But there is a distinct impression that Hungis's mind is in disarray. In women's tennis often a parent (in Hingis's case her mother) is also her coach, and that Hingis both depends on her mother and resists her strictures. When her mother isn't in the stands, she can't play, and Mrs. Molitor was absent at Wimbledon. And there has always been something creepy about Hingis being named Martina at birth, after then champion Martina Navratilova. In addition, Hingis's emotional life is otherwise complicated. Last year she was said to be the "girlfriend" of Lleyton Hewitt, who has now switched over to rising young Kim Klijsters of Belgium. Hingis meanwhile is dating the young Florida prosecutor who convicted the lout who had been stalking her.

If the men's and women's number one players enacted a kind of death this year, there were resurrection stories being enacted by Goran Ivanisevich and Jennifer Capriati.

The last time I saw Ivanisevich play, in the U.S. Open, he could hardly be said to play at all. His control of the ball was nil. His huge serve was gone. At about 6'4" and gangly-awkward, his movements about the court were grotesque and to little avail. He could not have beaten Snow White. Not unexpectedly, he plummeted almost out of the rankings altogether, and this year had to be admitted to Wimbledon on a "wild card" basis. After all, he had once been ranked number two in the world. But, as I write, he is about to play England's Tim Henman in the semi-finals, his serve, at 140 mph, having carried him through a string of one-sided victories, including a four-set win over the powerful but ineffable Marat Safin.

Ivaniesevich is a crowd-pleasing clown. He may be a little nuts, but since he comes from Croatia that may be a redundancy. He claims to have multiple personalities inside him, Good Goran, Bad Goran, and, as I understand it, his Guardian Angel. Oh well.

Jennifer Capriati came to Wimbledon this year as another and more sympathetic resurrection story. At fourteen she had been a child prodigy here, and at fifteen she had eliminated Martina Navratilova in the quarterfinals. Then she unraveled, the strains of big-time tennis evidently too much and her father-coach Stephano probably not an asset. But after a couple of years she decided to "start over," worked with Harold Solomon as her coach, trained herself into adult physical fitness and, shazzam, after six years arrived at Wimbledon with the Australian and French titles in her pocket. She had a shot at four Grand Slam victories this year.

Provided data ▸
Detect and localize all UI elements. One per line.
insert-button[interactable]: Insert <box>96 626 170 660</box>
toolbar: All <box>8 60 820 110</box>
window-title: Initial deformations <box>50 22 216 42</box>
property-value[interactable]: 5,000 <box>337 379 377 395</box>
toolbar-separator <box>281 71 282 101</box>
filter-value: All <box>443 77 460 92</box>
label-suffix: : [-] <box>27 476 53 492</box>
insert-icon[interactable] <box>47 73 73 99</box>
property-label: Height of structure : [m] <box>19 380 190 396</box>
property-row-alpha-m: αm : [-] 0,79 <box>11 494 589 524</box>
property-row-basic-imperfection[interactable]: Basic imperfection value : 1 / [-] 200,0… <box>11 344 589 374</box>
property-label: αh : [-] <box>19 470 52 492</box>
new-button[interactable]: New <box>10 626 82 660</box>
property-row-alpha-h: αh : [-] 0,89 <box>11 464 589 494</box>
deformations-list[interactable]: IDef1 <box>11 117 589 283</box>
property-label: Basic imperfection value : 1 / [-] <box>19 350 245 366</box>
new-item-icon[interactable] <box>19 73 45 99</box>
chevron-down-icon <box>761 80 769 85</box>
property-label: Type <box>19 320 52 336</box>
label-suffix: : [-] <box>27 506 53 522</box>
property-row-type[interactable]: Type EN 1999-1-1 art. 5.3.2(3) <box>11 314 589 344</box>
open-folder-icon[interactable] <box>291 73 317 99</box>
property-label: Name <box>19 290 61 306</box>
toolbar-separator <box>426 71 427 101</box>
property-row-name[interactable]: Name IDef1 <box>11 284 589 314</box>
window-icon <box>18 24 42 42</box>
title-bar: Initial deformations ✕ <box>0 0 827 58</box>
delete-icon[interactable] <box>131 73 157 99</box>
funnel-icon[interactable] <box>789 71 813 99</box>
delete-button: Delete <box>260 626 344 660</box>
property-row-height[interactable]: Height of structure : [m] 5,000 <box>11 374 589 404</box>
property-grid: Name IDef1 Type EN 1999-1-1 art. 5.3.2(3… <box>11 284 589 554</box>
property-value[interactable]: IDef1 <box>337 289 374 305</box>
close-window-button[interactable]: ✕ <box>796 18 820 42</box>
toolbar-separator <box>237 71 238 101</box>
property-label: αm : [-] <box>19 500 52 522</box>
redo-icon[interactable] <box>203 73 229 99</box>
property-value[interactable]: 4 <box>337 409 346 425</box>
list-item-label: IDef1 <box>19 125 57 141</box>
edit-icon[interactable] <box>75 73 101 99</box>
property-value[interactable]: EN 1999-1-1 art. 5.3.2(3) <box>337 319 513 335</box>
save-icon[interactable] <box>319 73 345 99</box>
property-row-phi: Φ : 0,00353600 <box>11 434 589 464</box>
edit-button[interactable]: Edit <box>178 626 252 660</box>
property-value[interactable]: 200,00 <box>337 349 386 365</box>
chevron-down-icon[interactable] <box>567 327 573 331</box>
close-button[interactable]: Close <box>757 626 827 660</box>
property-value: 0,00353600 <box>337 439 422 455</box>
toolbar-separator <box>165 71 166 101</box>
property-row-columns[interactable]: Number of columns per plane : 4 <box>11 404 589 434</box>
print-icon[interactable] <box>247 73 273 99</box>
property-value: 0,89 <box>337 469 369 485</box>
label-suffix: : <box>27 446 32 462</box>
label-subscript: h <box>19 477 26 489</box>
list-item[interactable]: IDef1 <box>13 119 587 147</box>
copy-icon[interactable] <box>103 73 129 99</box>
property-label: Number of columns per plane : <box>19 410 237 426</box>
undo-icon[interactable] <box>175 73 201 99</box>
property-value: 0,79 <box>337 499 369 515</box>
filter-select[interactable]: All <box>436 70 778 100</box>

Goal of the exercise ▸ Copy out the part of the tennis commentary starting at "If the men's" and ending at "ineffable Marat Safin.". The entries have no connection to the tennis commentary.

Written answer ▸
If the men's and women's number one players enacted a kind of death this year, there were resurrection stories being enacted by Goran Ivanisevich and Jennifer Capriati.

The last time I saw Ivanisevich play, in the U.S. Open, he could hardly be said to play at all. His control of the ball was nil. His huge serve was gone. At about 6'4" and gangly-awkward, his movements about the court were grotesque and to little avail. He could not have beaten Snow White. Not unexpectedly, he plummeted almost out of the rankings altogether, and this year had to be admitted to Wimbledon on a "wild card" basis. After all, he had once been ranked number two in the world. But, as I write, he is about to play England's Tim Henman in the semi-finals, his serve, at 140 mph, having carried him through a string of one-sided victories, including a four-set win over the powerful but ineffable Marat Safin.